START SOURCE DOCUMENT
NEW YORK (TheStreet) -- Sites such as Amazon (AMZN - Get Report) and eBay  (EBAY - Get Report) have been extremely popular in recent years thanks to their ease of use and ability to shop from home or on the go. But that tide is now turning in a new direction for women's clothing and accessories thanks to the emergence of mobile shopping apps that offer an experience more akin to a thrift shop or consignment store.

The market for peer-to-peer mobile shopping apps is becoming increasingly crowded as shoppers forego the eBays and Amazons of the world in favor of a more personal experience. CrunchBase calculated in January 2014 that these online consignment and secondhand stores had raised at least $109.2 million in financing.

Take Threadflip, for example. CEO Manik Singh got the inspiration for the site from his wife, Tea, who couldn't seem to part with an expensive pair of boots that she no longer wore. When Manik asked her why she couldn't sell them, she said they reminded her of a particular time in her life and she wanted to sell them to someone who would appreciate them. Existing consignment stores and sites such as eBay didn't provide that option for her, and the inspiration for Threadflip struck Manik.

There are differences among the various apps and sites out there, but the general process for each one is largely the same. Sellers take a picture of the dress, shoes, purse, etc. and upload it to the service along with the item's size, condition, original price, asking price, and a host of other details. Buyers can browse the site, look for the items they want, and then conduct the transaction. In many cases, the companies take a commission on the sale.
END SOURCE DOCUMENT
START LISTED ENTRIES
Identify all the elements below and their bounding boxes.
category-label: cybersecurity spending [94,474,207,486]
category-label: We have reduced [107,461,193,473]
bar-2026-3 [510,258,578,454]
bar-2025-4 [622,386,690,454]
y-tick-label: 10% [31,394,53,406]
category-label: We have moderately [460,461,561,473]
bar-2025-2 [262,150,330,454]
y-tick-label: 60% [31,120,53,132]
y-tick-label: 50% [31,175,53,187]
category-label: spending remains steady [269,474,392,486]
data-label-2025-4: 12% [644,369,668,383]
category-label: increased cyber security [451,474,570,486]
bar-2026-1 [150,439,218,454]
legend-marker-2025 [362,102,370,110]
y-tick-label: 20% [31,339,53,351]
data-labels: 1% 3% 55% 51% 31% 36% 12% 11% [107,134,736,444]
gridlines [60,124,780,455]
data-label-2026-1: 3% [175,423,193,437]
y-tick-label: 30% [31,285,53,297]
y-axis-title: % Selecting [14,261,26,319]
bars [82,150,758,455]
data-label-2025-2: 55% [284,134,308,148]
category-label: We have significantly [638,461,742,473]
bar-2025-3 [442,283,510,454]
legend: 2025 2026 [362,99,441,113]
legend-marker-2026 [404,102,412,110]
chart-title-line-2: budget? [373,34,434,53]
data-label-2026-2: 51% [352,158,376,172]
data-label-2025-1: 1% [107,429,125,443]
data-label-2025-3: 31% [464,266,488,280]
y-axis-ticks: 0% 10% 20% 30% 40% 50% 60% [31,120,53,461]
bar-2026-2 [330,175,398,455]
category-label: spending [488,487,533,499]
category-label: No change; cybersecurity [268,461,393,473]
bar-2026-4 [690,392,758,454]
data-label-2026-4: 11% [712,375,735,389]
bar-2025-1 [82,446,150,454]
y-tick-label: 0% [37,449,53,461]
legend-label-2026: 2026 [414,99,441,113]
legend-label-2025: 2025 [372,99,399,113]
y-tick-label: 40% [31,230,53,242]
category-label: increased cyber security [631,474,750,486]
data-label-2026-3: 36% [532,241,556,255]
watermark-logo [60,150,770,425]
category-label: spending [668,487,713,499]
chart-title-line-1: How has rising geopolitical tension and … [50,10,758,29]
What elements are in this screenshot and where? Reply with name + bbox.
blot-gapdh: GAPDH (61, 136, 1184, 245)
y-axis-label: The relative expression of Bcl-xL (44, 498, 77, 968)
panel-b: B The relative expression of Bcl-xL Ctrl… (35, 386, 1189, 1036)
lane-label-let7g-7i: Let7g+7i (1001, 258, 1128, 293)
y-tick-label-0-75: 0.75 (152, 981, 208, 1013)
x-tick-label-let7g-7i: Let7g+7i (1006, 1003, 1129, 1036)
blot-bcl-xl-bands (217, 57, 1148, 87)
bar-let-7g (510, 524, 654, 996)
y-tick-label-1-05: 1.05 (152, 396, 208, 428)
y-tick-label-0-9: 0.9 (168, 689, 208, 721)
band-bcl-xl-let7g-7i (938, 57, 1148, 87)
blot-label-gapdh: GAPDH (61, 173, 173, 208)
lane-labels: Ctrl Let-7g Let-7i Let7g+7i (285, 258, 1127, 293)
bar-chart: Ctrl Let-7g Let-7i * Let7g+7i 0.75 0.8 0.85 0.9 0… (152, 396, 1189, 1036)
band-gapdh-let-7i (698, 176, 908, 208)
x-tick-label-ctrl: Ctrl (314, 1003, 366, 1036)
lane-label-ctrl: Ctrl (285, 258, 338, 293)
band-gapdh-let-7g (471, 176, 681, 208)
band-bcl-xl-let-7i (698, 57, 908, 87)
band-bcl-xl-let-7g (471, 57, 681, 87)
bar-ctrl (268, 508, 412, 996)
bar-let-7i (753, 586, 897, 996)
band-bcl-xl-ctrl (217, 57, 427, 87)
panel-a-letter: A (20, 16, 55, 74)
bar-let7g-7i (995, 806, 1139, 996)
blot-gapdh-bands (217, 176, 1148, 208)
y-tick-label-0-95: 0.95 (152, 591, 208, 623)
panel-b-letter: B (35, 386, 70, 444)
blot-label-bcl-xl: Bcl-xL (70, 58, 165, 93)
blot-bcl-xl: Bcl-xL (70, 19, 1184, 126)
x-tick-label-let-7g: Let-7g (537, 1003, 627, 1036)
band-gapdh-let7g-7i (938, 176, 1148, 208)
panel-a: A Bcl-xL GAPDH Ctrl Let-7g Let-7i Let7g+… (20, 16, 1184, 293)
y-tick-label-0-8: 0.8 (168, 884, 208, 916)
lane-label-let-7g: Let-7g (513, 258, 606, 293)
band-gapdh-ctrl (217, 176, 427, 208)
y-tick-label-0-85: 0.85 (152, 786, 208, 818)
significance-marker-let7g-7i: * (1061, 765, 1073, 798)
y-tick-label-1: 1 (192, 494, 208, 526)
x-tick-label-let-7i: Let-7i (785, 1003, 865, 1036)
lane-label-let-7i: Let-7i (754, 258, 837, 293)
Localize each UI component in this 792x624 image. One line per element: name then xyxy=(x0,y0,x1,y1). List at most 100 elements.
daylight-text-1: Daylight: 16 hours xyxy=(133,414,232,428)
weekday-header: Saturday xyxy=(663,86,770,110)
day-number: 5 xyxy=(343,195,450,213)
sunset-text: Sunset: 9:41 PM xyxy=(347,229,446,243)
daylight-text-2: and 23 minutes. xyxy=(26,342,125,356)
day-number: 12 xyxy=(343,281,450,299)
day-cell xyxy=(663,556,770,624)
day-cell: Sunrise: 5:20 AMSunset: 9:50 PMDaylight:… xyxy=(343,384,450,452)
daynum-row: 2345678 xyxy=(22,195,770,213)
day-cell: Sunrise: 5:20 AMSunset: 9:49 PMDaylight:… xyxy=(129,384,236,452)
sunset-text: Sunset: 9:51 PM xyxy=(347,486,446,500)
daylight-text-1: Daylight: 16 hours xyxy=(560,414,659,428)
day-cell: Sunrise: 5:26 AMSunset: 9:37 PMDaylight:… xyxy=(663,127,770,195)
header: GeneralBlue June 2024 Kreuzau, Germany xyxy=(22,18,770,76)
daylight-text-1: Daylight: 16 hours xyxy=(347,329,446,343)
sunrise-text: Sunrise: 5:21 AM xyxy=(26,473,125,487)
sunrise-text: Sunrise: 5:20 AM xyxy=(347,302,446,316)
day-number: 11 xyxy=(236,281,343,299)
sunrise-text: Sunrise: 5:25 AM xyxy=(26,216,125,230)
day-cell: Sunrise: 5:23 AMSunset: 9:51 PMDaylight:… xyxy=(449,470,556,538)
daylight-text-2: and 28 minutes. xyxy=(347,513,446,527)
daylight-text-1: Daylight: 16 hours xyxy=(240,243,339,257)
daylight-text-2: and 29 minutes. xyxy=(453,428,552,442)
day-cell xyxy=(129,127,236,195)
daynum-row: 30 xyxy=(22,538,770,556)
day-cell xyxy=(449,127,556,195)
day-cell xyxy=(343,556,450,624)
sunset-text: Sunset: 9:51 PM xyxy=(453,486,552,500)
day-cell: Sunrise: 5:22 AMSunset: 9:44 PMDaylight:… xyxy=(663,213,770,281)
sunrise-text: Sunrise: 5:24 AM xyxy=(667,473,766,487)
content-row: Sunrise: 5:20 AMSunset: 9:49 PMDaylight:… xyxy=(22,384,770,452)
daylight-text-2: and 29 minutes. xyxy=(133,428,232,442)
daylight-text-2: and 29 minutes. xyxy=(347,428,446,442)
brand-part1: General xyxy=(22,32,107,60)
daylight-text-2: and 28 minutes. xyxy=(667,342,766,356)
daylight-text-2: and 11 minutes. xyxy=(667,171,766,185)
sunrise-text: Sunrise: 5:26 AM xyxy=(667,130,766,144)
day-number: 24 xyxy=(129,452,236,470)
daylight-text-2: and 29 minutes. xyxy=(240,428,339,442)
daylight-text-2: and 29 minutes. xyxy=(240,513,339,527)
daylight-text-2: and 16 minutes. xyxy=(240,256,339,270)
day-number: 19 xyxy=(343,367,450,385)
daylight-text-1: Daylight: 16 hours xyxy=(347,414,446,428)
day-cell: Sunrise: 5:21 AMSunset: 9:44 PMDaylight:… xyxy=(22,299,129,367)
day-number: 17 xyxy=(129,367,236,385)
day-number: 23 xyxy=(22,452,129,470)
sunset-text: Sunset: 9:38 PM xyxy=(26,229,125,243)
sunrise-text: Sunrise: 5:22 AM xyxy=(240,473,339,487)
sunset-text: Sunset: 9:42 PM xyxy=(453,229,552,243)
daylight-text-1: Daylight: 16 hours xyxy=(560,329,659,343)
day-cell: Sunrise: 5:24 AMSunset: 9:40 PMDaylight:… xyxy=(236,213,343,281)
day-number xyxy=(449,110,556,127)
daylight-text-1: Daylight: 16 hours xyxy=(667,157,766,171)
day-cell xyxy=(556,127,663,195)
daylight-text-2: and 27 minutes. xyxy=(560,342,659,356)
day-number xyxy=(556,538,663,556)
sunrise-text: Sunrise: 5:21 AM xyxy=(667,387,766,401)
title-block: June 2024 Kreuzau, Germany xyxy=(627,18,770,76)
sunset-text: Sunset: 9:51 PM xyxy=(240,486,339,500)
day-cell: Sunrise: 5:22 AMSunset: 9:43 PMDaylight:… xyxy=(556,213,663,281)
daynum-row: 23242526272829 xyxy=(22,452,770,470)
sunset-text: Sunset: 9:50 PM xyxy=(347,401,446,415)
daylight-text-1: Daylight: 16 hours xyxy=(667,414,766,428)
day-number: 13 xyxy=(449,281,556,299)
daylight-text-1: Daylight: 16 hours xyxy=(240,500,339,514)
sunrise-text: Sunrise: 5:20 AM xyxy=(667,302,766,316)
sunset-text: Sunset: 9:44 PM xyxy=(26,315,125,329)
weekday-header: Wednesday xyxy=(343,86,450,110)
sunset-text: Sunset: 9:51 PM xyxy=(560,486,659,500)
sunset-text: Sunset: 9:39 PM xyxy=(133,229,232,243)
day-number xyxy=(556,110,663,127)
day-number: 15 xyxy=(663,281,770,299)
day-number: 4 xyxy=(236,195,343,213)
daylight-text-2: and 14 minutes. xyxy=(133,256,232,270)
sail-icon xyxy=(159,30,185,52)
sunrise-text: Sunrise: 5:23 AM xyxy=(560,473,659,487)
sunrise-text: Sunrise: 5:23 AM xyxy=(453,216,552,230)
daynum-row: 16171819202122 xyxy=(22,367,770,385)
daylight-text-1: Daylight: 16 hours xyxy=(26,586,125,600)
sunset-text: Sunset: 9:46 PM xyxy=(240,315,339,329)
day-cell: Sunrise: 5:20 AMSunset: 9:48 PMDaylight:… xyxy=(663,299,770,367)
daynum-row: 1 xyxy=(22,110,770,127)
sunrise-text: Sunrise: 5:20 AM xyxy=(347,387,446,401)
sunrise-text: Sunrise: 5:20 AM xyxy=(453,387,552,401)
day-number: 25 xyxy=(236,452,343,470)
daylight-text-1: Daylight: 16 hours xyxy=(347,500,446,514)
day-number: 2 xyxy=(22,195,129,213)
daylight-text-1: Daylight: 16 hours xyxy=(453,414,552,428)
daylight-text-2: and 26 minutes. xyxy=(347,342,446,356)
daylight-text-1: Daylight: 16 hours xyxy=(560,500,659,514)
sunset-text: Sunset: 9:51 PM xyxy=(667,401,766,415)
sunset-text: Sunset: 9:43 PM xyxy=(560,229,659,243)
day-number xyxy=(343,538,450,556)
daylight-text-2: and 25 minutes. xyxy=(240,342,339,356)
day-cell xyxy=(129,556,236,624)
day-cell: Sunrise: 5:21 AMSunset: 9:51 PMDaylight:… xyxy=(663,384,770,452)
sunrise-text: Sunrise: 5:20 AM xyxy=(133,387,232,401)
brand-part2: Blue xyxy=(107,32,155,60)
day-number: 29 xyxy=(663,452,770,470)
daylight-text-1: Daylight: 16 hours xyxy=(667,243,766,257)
END LISTED ENTRIES
Reproduce the article on mobile shopping apps for secondhand clothing word for word, in full.

- [WRITTEN SOLUTION]:
NEW YORK (TheStreet) -- Sites such as Amazon (AMZN - Get Report) and eBay  (EBAY - Get Report) have been extremely popular in recent years thanks to their ease of use and ability to shop from home or on the go. But that tide is now turning in a new direction for women's clothing and accessories thanks to the emergence of mobile shopping apps that offer an experience more akin to a thrift shop or consignment store.

The market for peer-to-peer mobile shopping apps is becoming increasingly crowded as shoppers forego the eBays and Amazons of the world in favor of a more personal experience. CrunchBase calculated in January 2014 that these online consignment and secondhand stores had raised at least $109.2 million in financing.

Take Threadflip, for example. CEO Manik Singh got the inspiration for the site from his wife, Tea, who couldn't seem to part with an expensive pair of boots that she no longer wore. When Manik asked her why she couldn't sell them, she said they reminded her of a particular time in her life and she wanted to sell them to someone who would appreciate them. Existing consignment stores and sites such as eBay didn't provide that option for her, and the inspiration for Threadflip struck Manik.

There are differences among the various apps and sites out there, but the general process for each one is largely the same. Sellers take a picture of the dress, shoes, purse, etc. and upload it to the service along with the item's size, condition, original price, asking price, and a host of other details. Buyers can browse the site, look for the items they want, and then conduct the transaction. In many cases, the companies take a commission on the sale.